» **Task goal**
Repeat the rows verbatim, starting at the first one and ending at the line that contains "message-icon[interactable] <box>486 128", including both.

**** Excerpted records

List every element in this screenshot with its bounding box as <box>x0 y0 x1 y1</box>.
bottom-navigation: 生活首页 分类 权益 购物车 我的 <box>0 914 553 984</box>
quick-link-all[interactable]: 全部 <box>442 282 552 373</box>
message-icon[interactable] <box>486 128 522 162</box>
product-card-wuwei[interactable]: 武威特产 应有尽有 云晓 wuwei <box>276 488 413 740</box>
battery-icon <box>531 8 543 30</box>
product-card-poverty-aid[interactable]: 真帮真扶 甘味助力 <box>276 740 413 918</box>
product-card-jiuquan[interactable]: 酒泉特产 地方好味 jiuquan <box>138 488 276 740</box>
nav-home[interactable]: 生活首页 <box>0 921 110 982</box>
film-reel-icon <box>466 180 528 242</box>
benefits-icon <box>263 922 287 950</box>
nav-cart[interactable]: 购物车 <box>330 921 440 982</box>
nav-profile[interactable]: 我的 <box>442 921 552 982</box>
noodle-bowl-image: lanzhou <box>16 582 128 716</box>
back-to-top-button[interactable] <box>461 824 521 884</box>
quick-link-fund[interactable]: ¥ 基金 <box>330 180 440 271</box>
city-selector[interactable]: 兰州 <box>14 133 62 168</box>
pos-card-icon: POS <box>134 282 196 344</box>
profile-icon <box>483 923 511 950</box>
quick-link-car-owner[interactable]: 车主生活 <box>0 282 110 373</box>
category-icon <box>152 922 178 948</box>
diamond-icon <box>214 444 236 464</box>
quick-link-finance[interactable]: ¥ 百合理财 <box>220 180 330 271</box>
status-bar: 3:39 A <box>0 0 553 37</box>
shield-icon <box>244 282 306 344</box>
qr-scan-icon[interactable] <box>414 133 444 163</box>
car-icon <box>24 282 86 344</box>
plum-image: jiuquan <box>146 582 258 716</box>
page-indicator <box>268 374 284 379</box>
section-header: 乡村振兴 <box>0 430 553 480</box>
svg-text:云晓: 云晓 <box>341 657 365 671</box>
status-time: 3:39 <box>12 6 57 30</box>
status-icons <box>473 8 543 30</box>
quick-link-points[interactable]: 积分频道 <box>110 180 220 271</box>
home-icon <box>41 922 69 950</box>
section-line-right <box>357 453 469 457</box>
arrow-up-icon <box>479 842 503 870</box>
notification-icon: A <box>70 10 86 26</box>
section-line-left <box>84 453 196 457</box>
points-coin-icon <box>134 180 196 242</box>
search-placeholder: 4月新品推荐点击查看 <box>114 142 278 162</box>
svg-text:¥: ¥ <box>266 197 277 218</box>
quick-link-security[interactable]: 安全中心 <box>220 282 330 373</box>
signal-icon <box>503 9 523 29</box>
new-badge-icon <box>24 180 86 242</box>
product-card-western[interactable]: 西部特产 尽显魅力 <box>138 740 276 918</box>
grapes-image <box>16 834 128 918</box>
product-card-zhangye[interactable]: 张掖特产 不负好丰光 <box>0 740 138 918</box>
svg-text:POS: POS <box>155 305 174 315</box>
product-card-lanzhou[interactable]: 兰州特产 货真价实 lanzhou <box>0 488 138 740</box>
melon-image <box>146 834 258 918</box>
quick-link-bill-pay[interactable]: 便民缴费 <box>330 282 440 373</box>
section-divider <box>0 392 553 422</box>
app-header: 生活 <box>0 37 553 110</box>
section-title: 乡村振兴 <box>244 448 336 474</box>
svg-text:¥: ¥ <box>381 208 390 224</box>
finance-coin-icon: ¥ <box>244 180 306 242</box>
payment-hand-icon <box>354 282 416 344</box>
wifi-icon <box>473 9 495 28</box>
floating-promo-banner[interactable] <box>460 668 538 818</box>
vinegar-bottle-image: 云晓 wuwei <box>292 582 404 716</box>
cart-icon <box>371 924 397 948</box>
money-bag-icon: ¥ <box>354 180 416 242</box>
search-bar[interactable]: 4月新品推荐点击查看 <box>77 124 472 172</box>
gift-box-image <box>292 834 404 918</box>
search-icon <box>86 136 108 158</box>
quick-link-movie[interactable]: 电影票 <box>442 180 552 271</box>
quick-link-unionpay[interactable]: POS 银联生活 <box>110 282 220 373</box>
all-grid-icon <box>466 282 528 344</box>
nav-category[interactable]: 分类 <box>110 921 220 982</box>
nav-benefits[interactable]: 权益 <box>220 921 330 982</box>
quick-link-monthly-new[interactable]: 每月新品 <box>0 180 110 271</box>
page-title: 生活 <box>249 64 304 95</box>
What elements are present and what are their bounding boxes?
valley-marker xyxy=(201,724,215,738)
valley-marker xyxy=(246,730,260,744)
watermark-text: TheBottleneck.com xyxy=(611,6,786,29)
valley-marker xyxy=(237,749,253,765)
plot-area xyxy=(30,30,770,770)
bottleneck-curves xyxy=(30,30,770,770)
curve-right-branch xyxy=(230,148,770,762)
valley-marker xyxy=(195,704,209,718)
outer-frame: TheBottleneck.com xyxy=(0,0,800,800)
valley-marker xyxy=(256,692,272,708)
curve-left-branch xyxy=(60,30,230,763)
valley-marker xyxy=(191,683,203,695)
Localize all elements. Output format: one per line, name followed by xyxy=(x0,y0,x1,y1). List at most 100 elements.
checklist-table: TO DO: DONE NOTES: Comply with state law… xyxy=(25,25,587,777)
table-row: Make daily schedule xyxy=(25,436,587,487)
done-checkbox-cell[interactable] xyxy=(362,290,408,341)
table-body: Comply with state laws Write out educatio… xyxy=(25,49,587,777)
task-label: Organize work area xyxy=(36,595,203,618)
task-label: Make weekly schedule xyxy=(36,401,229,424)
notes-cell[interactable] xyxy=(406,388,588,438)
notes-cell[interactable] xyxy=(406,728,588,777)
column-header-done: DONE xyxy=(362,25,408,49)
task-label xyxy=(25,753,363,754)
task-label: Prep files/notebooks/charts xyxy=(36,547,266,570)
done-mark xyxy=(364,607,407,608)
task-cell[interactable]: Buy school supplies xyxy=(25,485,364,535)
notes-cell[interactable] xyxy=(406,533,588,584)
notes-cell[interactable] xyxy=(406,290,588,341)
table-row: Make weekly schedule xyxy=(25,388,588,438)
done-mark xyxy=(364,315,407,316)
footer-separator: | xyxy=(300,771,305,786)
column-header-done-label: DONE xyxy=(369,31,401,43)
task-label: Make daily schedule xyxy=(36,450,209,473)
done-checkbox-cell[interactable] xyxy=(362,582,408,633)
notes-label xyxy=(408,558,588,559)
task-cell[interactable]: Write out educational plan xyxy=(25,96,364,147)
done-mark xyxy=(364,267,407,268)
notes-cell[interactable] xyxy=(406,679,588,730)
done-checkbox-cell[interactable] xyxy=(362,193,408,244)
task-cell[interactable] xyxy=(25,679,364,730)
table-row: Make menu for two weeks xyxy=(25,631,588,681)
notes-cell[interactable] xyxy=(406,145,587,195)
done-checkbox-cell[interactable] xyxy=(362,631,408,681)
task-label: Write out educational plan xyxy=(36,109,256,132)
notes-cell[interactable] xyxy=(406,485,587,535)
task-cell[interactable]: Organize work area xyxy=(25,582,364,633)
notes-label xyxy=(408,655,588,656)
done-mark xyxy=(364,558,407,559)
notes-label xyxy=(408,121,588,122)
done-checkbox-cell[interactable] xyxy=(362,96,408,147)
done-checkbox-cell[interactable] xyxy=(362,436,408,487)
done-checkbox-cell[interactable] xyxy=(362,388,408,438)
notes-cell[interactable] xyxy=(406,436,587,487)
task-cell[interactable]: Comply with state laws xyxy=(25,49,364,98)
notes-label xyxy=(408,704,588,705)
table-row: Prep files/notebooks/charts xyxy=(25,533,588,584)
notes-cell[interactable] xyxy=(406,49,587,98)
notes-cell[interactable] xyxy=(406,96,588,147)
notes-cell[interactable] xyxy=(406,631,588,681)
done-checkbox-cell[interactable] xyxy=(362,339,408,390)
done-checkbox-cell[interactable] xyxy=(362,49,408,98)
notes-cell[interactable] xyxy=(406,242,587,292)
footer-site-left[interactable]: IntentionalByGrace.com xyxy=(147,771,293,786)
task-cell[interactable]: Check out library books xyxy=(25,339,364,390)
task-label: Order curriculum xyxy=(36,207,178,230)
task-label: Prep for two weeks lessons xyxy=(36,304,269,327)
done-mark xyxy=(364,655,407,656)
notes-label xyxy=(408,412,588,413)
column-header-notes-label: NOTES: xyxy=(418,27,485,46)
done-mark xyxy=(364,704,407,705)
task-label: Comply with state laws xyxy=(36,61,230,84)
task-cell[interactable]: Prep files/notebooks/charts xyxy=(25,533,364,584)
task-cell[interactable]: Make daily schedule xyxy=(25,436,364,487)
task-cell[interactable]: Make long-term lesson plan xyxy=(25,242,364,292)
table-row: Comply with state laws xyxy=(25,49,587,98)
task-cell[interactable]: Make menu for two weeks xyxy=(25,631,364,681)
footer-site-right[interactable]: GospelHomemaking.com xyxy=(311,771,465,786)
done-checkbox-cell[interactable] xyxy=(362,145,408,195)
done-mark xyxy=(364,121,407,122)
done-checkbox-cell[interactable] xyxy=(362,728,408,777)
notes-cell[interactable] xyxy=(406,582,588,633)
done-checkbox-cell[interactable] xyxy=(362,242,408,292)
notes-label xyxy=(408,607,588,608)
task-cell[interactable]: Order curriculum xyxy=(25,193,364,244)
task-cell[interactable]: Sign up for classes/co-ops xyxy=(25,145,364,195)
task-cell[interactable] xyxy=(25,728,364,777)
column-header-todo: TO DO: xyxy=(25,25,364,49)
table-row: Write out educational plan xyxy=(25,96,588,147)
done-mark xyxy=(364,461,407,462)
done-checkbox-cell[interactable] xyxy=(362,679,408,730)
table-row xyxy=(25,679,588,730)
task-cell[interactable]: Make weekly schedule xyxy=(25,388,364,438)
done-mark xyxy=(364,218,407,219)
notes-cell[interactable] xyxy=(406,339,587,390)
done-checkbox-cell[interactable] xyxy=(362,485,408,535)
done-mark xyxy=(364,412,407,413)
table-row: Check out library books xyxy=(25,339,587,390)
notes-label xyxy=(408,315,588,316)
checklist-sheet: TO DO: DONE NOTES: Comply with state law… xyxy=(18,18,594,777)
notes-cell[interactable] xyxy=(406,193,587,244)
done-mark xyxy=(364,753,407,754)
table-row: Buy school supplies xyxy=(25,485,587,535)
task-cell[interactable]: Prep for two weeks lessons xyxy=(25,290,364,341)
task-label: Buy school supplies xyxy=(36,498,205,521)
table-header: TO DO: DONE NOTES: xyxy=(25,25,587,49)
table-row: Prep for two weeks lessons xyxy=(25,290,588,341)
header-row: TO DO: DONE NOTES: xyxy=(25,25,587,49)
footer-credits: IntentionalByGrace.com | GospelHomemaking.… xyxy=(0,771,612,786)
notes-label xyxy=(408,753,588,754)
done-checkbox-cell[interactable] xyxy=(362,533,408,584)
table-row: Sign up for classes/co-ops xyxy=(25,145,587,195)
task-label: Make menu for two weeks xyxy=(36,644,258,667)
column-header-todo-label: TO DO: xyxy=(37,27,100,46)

********

» **Solution for this task**
List every element in this screenshot with its bounding box as <box>x0 y0 x1 y1</box>.
bottom-navigation: 生活首页 分类 权益 购物车 我的 <box>0 914 553 984</box>
quick-link-all[interactable]: 全部 <box>442 282 552 373</box>
message-icon[interactable] <box>486 128 522 162</box>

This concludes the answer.